== Page text ==
□ □ □ □
Collaborative Blogging, Film Reviews

Save the Last Dance, or: Kerry Washington, Is That You?!?!

Our 2nd film this month is, purely by coincidence, another one about dance.  And also happens to be the 21st century Dirty Dancing.  Sort of.

The Film:

Save the Last Dance

The Premise:

A teen grieving the loss of her mother learns about hip-hop, love, and the death of ‘90s fashion.

The Uncondensed Version:

Our film takes us on a train through Chicago with an incredibly moody Sara on the way to live with her dad.  As we learn within the first 5 minutes of this movie, her mother was recently killed in a car accident while trying to make it to Sara’s big Julliard dance audition.  Perhaps unsurprisingly, Sara is incredibly depressed, feels really guilty about insisting her mom be there for the audition, and has lost all interest in ever dancing again.

With the move to her dad’s neighborhood, Sara now attends a predominantly black high school and has a lot of catching up to do.  She immediately makes a bad impression when she gives a really smart, teacher’s pet-type answer only to be corrected by Derek in front of the entire class.

a teen girl wearing overalls holds a lunch tray and textbooks in a school cafeteria
She also thinks it’s a good idea to wear overalls for some reason…

Luckily, Kerry Washington(?!?), aka Chenille, accepts Sara into her friend group and gives her some tips for navigating the cafeteria and other intimidating places.

teenage girls in a school cafeteria look skeptically across the table at a friend
I just had no clue she was in this!  I can’t get over it!

Sara just can’t stop putting her foot in it, though, and calls Derek an asshole before realizing he’s none other than Chenille’s brother.  …Ooops.
□ □ □ □
== Records provided ==

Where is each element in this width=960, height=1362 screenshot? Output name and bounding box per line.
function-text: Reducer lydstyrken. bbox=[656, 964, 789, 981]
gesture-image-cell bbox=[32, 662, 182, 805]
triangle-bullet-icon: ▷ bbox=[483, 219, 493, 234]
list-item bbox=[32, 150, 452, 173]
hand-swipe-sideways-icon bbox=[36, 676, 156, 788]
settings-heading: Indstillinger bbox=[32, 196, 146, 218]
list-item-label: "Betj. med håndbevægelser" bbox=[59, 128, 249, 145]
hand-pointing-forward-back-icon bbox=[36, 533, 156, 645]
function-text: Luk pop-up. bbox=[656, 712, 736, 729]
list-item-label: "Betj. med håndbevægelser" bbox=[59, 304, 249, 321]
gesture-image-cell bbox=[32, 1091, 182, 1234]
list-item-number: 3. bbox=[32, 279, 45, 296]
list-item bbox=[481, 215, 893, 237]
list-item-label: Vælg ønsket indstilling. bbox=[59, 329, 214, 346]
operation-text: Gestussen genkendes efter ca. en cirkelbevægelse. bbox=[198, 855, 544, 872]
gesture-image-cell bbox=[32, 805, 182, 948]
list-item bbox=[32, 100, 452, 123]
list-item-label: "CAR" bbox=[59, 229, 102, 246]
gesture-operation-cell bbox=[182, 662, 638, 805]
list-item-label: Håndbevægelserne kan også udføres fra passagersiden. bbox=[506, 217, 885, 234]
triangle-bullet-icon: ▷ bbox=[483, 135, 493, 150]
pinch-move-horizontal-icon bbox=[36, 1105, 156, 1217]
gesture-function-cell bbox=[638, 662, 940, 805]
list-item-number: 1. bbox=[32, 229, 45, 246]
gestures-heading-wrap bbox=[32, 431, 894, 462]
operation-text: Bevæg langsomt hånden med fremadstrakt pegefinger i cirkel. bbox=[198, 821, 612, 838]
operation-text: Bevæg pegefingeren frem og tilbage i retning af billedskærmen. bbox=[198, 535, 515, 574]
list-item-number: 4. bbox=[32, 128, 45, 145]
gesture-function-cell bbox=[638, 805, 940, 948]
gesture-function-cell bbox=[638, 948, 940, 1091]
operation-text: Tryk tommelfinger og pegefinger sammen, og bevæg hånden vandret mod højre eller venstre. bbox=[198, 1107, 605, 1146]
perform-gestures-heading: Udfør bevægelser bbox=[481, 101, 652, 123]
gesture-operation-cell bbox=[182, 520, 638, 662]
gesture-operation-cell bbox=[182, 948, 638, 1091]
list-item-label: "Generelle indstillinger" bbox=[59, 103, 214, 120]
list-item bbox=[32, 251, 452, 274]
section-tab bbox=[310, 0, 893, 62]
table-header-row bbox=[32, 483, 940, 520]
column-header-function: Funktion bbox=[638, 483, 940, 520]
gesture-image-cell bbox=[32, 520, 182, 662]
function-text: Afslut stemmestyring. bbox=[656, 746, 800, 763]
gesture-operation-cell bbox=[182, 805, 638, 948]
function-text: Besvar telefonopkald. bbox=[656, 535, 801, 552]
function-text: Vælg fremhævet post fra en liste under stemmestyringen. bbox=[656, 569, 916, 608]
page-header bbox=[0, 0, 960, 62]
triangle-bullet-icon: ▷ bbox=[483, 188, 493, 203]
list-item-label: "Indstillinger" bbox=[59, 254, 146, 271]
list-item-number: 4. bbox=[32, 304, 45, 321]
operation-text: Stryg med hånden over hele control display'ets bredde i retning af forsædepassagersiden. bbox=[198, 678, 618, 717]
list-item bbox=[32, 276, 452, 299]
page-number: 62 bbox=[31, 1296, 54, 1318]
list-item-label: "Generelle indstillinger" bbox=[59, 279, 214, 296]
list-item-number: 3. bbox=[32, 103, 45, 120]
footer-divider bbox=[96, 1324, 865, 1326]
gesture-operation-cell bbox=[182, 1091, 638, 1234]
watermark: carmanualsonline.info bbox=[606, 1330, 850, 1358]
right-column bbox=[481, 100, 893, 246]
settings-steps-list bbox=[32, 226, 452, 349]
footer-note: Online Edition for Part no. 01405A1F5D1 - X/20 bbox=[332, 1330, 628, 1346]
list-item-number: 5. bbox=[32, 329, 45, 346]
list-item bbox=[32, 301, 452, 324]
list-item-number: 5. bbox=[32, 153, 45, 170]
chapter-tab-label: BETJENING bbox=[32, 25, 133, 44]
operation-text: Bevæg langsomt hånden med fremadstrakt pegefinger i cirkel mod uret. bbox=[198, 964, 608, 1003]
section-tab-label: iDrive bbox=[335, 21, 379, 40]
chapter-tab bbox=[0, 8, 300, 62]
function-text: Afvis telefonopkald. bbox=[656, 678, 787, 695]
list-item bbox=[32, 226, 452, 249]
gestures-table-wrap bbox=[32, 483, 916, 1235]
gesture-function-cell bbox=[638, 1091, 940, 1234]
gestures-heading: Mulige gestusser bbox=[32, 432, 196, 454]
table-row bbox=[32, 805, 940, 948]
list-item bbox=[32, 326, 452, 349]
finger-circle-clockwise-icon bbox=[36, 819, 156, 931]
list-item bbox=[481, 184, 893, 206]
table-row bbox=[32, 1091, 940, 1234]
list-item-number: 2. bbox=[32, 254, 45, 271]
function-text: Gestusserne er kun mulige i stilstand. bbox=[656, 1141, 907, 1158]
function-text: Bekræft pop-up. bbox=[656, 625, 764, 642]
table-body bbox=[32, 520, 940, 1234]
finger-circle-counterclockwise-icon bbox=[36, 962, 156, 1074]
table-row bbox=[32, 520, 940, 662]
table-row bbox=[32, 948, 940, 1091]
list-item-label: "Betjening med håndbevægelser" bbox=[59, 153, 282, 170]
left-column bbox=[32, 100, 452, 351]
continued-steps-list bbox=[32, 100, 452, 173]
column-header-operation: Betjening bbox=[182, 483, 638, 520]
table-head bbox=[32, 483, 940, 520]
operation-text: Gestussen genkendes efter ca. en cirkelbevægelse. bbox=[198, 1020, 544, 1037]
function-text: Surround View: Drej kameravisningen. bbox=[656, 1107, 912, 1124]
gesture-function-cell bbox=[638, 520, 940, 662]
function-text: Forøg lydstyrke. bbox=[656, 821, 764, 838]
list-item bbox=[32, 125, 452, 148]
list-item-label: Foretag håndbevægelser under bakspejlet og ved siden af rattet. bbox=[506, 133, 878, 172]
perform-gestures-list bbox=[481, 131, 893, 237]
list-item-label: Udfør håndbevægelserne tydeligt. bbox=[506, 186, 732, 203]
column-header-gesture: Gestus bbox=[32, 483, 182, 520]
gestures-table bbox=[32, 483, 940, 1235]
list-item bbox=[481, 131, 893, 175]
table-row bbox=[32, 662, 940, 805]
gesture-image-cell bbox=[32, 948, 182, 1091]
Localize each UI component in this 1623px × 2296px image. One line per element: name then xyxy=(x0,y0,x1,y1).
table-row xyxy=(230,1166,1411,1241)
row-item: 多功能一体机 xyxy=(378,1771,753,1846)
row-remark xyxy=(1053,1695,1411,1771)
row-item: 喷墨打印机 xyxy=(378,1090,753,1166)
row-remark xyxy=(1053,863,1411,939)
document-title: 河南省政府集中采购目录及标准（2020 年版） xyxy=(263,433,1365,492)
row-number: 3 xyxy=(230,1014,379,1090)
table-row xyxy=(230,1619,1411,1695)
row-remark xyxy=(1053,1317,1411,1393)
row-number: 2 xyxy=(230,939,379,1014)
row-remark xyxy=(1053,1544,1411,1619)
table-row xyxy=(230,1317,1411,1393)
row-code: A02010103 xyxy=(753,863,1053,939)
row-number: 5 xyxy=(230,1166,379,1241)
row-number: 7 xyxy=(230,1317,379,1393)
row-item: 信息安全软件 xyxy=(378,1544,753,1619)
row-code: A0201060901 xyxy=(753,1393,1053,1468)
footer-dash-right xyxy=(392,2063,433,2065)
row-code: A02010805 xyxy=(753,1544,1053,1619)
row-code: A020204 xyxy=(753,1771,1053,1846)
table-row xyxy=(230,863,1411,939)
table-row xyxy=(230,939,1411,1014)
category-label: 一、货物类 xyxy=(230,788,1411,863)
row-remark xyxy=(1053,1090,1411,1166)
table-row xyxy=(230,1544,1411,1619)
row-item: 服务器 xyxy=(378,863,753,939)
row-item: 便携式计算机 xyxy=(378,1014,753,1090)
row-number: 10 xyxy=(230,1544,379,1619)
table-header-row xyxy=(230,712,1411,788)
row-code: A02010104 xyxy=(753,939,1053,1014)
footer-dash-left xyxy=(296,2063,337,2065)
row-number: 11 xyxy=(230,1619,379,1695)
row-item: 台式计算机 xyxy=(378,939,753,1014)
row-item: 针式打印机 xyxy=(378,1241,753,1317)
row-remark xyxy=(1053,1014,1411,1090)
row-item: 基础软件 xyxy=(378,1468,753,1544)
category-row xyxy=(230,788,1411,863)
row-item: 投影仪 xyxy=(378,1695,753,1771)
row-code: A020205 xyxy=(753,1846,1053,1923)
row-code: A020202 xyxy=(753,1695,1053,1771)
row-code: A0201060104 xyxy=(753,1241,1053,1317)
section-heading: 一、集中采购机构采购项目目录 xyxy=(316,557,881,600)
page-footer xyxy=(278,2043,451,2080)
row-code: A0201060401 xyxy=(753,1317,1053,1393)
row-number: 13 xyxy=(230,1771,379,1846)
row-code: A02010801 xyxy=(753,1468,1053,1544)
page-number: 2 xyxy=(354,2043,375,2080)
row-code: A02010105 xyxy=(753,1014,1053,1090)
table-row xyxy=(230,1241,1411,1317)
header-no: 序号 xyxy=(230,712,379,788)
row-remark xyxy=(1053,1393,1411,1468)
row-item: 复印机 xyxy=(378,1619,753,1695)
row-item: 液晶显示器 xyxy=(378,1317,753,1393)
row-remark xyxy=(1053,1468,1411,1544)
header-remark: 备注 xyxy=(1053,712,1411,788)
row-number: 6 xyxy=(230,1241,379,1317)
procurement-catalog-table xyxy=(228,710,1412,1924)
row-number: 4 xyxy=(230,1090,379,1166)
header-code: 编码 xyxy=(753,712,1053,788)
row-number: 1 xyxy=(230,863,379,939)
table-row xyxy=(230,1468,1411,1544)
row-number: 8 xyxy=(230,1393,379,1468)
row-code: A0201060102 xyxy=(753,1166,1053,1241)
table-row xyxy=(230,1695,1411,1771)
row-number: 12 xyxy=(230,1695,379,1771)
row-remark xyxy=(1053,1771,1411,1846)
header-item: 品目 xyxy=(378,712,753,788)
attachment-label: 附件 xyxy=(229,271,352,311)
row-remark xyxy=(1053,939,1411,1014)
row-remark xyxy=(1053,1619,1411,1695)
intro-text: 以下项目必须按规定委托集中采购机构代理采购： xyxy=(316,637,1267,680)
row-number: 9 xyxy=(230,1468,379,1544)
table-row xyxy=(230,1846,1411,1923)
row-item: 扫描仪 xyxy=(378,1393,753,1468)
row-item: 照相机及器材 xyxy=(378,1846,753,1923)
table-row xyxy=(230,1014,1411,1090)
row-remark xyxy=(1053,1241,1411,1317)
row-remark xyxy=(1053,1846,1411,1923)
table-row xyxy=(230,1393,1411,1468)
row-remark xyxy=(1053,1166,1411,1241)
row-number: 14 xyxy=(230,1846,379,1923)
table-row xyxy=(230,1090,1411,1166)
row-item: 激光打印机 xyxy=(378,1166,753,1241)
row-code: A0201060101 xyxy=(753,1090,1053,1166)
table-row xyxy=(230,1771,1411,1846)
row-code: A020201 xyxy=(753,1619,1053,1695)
□ □ □ □
== Task to complete ==
In the film review, list every section heading that ends with a colon.

== Answer for the task ==
The Film:
The Premise:
The Uncondensed Version: